MATERIAL FOR THE TASK:

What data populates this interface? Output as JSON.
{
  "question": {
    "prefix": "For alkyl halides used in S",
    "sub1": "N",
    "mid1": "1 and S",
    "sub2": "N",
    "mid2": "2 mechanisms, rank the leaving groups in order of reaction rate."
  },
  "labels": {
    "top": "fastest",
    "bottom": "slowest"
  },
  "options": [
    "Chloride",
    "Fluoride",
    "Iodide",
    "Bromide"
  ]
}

PROBLEM TO WORK ON: All the data must be duplicated exactly, with nothing added or removed.

COMPLETE OUTPUT:
What data populates this interface? Output as JSON.
{
  "question": {
    "prefix": "For alkyl halides used in S",
    "sub1": "N",
    "mid1": "1 and S",
    "sub2": "N",
    "mid2": "2 mechanisms, rank the leaving groups in order of reaction rate."
  },
  "labels": {
    "top": "fastest",
    "bottom": "slowest"
  },
  "options": [
    "Chloride",
    "Fluoride",
    "Iodide",
    "Bromide"
  ]
}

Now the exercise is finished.